● Saved entries:
....
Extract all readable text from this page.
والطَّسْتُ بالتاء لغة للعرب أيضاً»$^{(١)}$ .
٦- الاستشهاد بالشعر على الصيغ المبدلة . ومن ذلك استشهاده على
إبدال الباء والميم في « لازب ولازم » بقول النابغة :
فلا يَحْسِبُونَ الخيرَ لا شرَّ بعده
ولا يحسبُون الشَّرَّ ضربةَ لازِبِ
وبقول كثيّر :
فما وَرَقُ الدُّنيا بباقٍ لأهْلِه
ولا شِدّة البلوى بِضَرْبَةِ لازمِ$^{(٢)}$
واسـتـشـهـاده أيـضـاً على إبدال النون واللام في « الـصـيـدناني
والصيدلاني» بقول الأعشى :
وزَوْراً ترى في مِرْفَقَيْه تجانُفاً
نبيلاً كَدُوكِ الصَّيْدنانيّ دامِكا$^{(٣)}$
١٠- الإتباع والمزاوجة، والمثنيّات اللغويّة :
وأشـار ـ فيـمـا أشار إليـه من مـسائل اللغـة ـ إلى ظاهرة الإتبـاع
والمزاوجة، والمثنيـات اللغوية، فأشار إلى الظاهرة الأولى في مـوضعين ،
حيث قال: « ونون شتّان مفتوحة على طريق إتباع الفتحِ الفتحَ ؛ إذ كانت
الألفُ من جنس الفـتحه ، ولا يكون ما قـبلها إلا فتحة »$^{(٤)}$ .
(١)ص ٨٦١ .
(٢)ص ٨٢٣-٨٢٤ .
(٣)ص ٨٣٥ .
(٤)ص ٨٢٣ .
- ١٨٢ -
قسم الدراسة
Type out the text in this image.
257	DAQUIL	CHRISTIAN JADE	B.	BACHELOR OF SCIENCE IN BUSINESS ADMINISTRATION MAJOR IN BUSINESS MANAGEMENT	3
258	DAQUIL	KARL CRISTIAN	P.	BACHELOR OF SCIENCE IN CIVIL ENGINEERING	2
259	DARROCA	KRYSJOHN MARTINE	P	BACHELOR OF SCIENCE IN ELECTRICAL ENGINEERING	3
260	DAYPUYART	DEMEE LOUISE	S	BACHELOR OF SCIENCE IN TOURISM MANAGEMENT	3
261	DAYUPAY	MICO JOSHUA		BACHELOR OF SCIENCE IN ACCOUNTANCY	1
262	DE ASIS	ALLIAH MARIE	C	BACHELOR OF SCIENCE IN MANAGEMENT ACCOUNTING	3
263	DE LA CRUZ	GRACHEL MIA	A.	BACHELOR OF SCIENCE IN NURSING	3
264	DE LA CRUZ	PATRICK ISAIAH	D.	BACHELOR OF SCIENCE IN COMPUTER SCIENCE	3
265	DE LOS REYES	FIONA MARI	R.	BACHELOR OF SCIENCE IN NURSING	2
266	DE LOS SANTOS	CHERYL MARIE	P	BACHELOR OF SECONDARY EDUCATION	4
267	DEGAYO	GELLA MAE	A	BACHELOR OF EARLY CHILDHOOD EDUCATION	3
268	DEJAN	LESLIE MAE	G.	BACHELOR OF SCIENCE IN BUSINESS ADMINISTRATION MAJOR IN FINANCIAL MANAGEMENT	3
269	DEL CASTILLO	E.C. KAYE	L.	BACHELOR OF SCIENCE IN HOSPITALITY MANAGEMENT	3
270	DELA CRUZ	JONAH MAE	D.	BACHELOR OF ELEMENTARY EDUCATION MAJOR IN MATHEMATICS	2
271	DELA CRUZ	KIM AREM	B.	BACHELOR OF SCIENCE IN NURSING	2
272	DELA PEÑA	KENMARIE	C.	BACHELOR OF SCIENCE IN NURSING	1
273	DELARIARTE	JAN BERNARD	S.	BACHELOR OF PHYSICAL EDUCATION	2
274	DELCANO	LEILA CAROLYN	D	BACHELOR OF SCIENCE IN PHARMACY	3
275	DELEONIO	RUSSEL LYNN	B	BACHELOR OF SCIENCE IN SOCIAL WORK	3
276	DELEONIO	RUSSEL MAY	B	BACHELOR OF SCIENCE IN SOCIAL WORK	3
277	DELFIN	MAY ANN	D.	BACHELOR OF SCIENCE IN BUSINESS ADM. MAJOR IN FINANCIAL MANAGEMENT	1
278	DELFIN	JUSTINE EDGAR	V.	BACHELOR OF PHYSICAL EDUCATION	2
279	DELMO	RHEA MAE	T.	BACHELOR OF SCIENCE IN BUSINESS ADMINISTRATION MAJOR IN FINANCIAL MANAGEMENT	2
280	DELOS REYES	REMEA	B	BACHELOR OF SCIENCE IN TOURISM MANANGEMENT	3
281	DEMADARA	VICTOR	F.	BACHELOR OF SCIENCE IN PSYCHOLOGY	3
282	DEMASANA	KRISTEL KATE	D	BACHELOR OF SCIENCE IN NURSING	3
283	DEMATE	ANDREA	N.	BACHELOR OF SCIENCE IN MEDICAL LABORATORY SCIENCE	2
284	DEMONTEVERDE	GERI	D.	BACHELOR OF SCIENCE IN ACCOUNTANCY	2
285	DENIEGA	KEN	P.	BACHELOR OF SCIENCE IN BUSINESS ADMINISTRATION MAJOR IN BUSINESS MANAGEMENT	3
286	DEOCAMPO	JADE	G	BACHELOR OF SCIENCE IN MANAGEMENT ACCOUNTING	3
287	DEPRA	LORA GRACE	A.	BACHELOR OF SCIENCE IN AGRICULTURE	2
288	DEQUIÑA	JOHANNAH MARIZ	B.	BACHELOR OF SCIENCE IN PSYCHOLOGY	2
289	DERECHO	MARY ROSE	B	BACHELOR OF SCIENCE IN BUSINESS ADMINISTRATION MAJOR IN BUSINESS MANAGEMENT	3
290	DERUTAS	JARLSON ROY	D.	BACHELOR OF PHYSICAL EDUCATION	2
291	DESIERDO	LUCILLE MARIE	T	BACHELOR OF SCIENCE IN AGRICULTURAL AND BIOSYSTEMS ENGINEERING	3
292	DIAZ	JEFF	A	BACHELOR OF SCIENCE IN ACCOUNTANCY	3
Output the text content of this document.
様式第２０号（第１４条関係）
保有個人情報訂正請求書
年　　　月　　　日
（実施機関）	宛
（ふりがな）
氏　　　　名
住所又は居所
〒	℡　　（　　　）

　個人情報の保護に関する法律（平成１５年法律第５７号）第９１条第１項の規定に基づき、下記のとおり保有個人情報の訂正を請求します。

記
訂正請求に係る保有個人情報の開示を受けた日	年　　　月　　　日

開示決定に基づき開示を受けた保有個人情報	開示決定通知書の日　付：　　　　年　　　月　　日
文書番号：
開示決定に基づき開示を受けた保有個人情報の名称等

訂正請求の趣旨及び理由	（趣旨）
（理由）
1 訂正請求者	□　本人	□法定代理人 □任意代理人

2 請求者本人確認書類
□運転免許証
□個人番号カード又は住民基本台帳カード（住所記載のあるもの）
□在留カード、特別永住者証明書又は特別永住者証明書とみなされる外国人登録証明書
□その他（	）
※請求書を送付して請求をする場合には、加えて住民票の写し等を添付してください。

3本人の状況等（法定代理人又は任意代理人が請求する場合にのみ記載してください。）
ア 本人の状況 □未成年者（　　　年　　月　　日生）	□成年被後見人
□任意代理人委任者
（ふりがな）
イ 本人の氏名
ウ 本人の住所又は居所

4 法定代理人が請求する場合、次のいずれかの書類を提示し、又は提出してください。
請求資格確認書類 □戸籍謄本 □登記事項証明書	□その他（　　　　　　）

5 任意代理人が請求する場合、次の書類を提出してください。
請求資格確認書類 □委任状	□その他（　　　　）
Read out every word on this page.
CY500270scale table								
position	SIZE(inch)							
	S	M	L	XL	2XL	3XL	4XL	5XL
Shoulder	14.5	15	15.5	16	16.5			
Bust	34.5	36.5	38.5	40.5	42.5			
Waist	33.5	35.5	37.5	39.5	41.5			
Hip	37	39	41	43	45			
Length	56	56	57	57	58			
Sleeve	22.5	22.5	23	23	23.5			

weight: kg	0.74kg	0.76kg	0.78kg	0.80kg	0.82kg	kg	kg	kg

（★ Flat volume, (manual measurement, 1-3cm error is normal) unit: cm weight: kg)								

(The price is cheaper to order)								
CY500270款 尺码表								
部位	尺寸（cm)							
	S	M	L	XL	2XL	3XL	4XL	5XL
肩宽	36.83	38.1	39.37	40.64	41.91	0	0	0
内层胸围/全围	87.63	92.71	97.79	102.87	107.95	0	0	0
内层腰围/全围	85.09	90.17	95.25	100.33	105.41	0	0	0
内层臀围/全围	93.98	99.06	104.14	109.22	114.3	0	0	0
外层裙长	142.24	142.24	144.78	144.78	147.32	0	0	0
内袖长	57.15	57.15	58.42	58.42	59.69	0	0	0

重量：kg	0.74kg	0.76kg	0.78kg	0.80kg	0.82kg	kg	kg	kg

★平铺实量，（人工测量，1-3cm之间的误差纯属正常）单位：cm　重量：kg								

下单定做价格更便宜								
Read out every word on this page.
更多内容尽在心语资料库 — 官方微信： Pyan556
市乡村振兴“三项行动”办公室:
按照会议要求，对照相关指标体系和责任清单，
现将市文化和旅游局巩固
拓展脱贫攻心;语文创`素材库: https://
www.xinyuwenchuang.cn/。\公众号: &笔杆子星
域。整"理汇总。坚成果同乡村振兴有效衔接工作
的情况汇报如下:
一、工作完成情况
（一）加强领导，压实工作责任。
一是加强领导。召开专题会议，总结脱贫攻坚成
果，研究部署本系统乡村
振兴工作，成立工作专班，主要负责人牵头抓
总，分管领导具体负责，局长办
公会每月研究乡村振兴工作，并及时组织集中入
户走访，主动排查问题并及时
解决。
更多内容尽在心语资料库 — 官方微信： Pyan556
....
● Your instructions: The answer must consist solely of the number of lines in the entries that contain the word "ACCOUNTING".

● Reply to the task: 2